THE REQUEST: Copy each line in which the string "name" occurs.

DATA FOR THIS TASK:
======

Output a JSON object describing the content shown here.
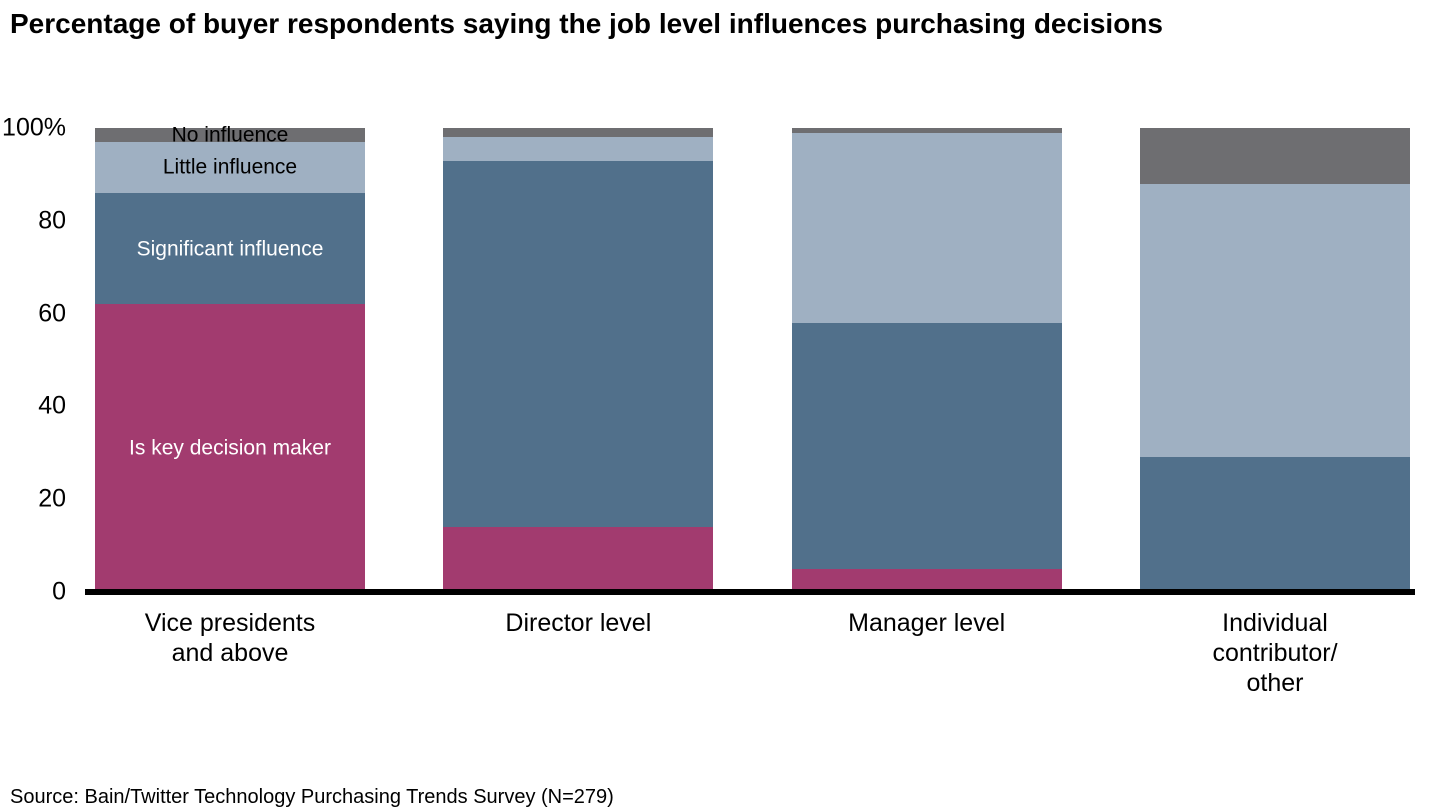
{
  "title": "Percentage of buyer respondents saying the job level influences purchasing decisions",
  "source": "Source: Bain/Twitter Technology Purchasing Trends Survey (N=279)",
  "chart_data": {
    "type": "bar",
    "stacked": true,
    "grid": false,
    "legend_position": "inside-first-bar",
    "categories": [
      "Vice presidents\nand above",
      "Director level",
      "Manager level",
      "Individual contributor/\nother"
    ],
    "series": [
      {
        "name": "Is key decision maker",
        "color": "#a23b6f",
        "label_color": "#ffffff",
        "values": [
          62,
          14,
          5,
          0
        ]
      },
      {
        "name": "Significant influence",
        "color": "#51708b",
        "label_color": "#ffffff",
        "values": [
          24,
          79,
          53,
          29
        ]
      },
      {
        "name": "Little influence",
        "color": "#9fb0c2",
        "label_color": "#000000",
        "values": [
          11,
          5,
          41,
          59
        ]
      },
      {
        "name": "No influence",
        "color": "#6e6e71",
        "label_color": "#000000",
        "values": [
          3,
          2,
          1,
          12
        ]
      }
    ],
    "ylabel": "",
    "xlabel": "",
    "ylim": [
      0,
      100
    ],
    "yticks": [
      {
        "value": 100,
        "label": "100%"
      },
      {
        "value": 80,
        "label": "80"
      },
      {
        "value": 60,
        "label": "60"
      },
      {
        "value": 40,
        "label": "40"
      },
      {
        "value": 20,
        "label": "20"
      },
      {
        "value": 0,
        "label": "0"
      }
    ]
  }
}
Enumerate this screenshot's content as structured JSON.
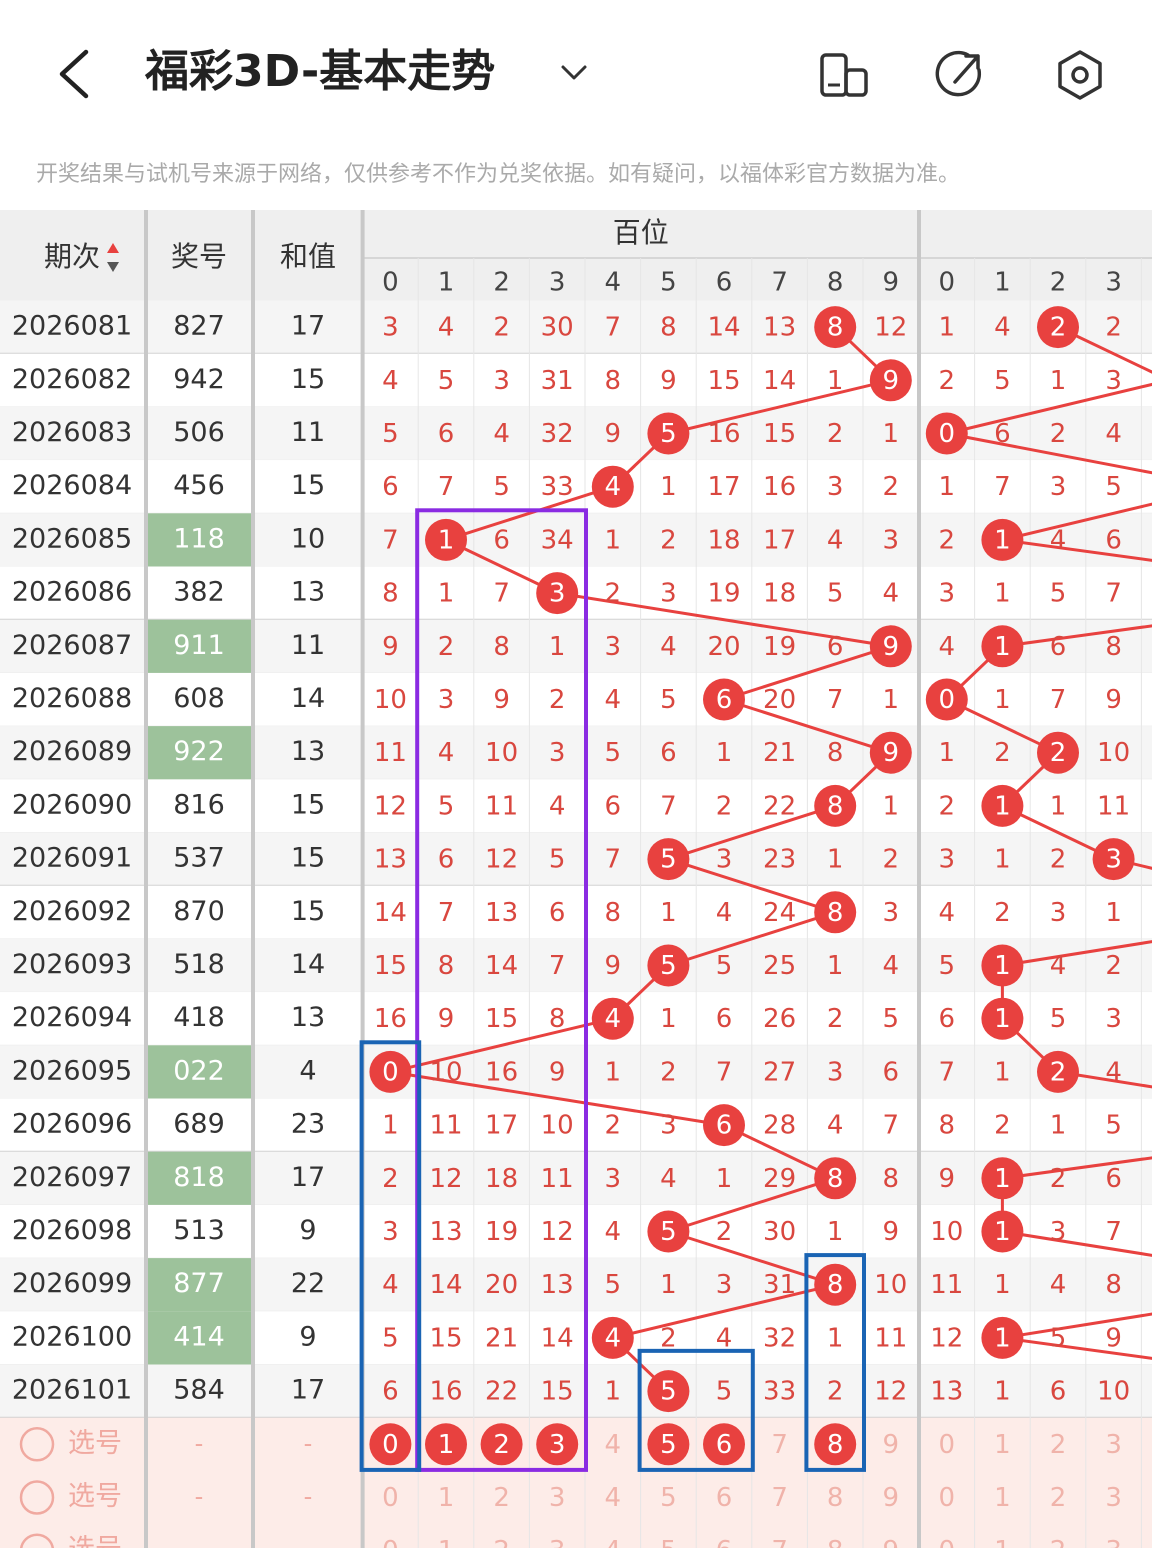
{
  "header": {
    "title": "福彩3D-基本走势"
  },
  "notice": "开奖结果与试机号来源于网络，仅供参考不作为兑奖依据。如有疑问，以福体彩官方数据为准。",
  "table": {
    "columns": [
      "期次",
      "奖号",
      "和值"
    ],
    "group": "百位",
    "digits": [
      0,
      1,
      2,
      3,
      4,
      5,
      6,
      7,
      8,
      9
    ],
    "tens_digits": [
      0,
      1,
      2,
      3
    ],
    "rows": [
      {
        "period": "2026081",
        "number": "827",
        "sum": 17,
        "hundreds": [
          3,
          4,
          2,
          30,
          7,
          8,
          14,
          13,
          8,
          12
        ],
        "tens": [
          1,
          4,
          2,
          2
        ]
      },
      {
        "period": "2026082",
        "number": "942",
        "sum": 15,
        "hundreds": [
          4,
          5,
          3,
          31,
          8,
          9,
          15,
          14,
          1,
          9
        ],
        "tens": [
          2,
          5,
          1,
          3
        ]
      },
      {
        "period": "2026083",
        "number": "506",
        "sum": 11,
        "hundreds": [
          5,
          6,
          4,
          32,
          9,
          5,
          16,
          15,
          2,
          1
        ],
        "tens": [
          0,
          6,
          2,
          4
        ]
      },
      {
        "period": "2026084",
        "number": "456",
        "sum": 15,
        "hundreds": [
          6,
          7,
          5,
          33,
          4,
          1,
          17,
          16,
          3,
          2
        ],
        "tens": [
          1,
          7,
          3,
          5
        ]
      },
      {
        "period": "2026085",
        "number": "118",
        "sum": 10,
        "hundreds": [
          7,
          1,
          6,
          34,
          1,
          2,
          18,
          17,
          4,
          3
        ],
        "tens": [
          2,
          1,
          4,
          6
        ]
      },
      {
        "period": "2026086",
        "number": "382",
        "sum": 13,
        "hundreds": [
          8,
          1,
          7,
          3,
          2,
          3,
          19,
          18,
          5,
          4
        ],
        "tens": [
          3,
          1,
          5,
          7
        ]
      },
      {
        "period": "2026087",
        "number": "911",
        "sum": 11,
        "hundreds": [
          9,
          2,
          8,
          1,
          3,
          4,
          20,
          19,
          6,
          9
        ],
        "tens": [
          4,
          1,
          6,
          8
        ]
      },
      {
        "period": "2026088",
        "number": "608",
        "sum": 14,
        "hundreds": [
          10,
          3,
          9,
          2,
          4,
          5,
          6,
          20,
          7,
          1
        ],
        "tens": [
          0,
          1,
          7,
          9
        ]
      },
      {
        "period": "2026089",
        "number": "922",
        "sum": 13,
        "hundreds": [
          11,
          4,
          10,
          3,
          5,
          6,
          1,
          21,
          8,
          9
        ],
        "tens": [
          1,
          2,
          2,
          10
        ]
      },
      {
        "period": "2026090",
        "number": "816",
        "sum": 15,
        "hundreds": [
          12,
          5,
          11,
          4,
          6,
          7,
          2,
          22,
          8,
          1
        ],
        "tens": [
          2,
          1,
          1,
          11
        ]
      },
      {
        "period": "2026091",
        "number": "537",
        "sum": 15,
        "hundreds": [
          13,
          6,
          12,
          5,
          7,
          5,
          3,
          23,
          1,
          2
        ],
        "tens": [
          3,
          1,
          2,
          3
        ]
      },
      {
        "period": "2026092",
        "number": "870",
        "sum": 15,
        "hundreds": [
          14,
          7,
          13,
          6,
          8,
          1,
          4,
          24,
          8,
          3
        ],
        "tens": [
          4,
          2,
          3,
          1
        ]
      },
      {
        "period": "2026093",
        "number": "518",
        "sum": 14,
        "hundreds": [
          15,
          8,
          14,
          7,
          9,
          5,
          5,
          25,
          1,
          4
        ],
        "tens": [
          5,
          1,
          4,
          2
        ]
      },
      {
        "period": "2026094",
        "number": "418",
        "sum": 13,
        "hundreds": [
          16,
          9,
          15,
          8,
          4,
          1,
          6,
          26,
          2,
          5
        ],
        "tens": [
          6,
          1,
          5,
          3
        ]
      },
      {
        "period": "2026095",
        "number": "022",
        "sum": 4,
        "hundreds": [
          0,
          10,
          16,
          9,
          1,
          2,
          7,
          27,
          3,
          6
        ],
        "tens": [
          7,
          1,
          2,
          4
        ]
      },
      {
        "period": "2026096",
        "number": "689",
        "sum": 23,
        "hundreds": [
          1,
          11,
          17,
          10,
          2,
          3,
          6,
          28,
          4,
          7
        ],
        "tens": [
          8,
          2,
          1,
          5
        ]
      },
      {
        "period": "2026097",
        "number": "818",
        "sum": 17,
        "hundreds": [
          2,
          12,
          18,
          11,
          3,
          4,
          1,
          29,
          8,
          8
        ],
        "tens": [
          9,
          1,
          2,
          6
        ]
      },
      {
        "period": "2026098",
        "number": "513",
        "sum": 9,
        "hundreds": [
          3,
          13,
          19,
          12,
          4,
          5,
          2,
          30,
          1,
          9
        ],
        "tens": [
          10,
          1,
          3,
          7
        ]
      },
      {
        "period": "2026099",
        "number": "877",
        "sum": 22,
        "hundreds": [
          4,
          14,
          20,
          13,
          5,
          1,
          3,
          31,
          8,
          10
        ],
        "tens": [
          11,
          1,
          4,
          8
        ]
      },
      {
        "period": "2026100",
        "number": "414",
        "sum": 9,
        "hundreds": [
          5,
          15,
          21,
          14,
          4,
          2,
          4,
          32,
          1,
          11
        ],
        "tens": [
          12,
          1,
          5,
          9
        ]
      },
      {
        "period": "2026101",
        "number": "584",
        "sum": 17,
        "hundreds": [
          6,
          16,
          22,
          15,
          1,
          5,
          5,
          33,
          2,
          12
        ],
        "tens": [
          13,
          1,
          6,
          10
        ]
      }
    ],
    "select_rows": [
      {
        "label": "选号",
        "number": "-",
        "sum": "-",
        "selected_hundreds": [
          0,
          1,
          2,
          3,
          5,
          6,
          8
        ]
      },
      {
        "label": "选号",
        "number": "-",
        "sum": "-"
      },
      {
        "label": "选号",
        "number": "-",
        "sum": "-"
      }
    ]
  }
}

======

RESPONSE BELOW:
        "name": "Is key decision maker",
        "name": "Significant influence",
        "name": "Little influence",
        "name": "No influence",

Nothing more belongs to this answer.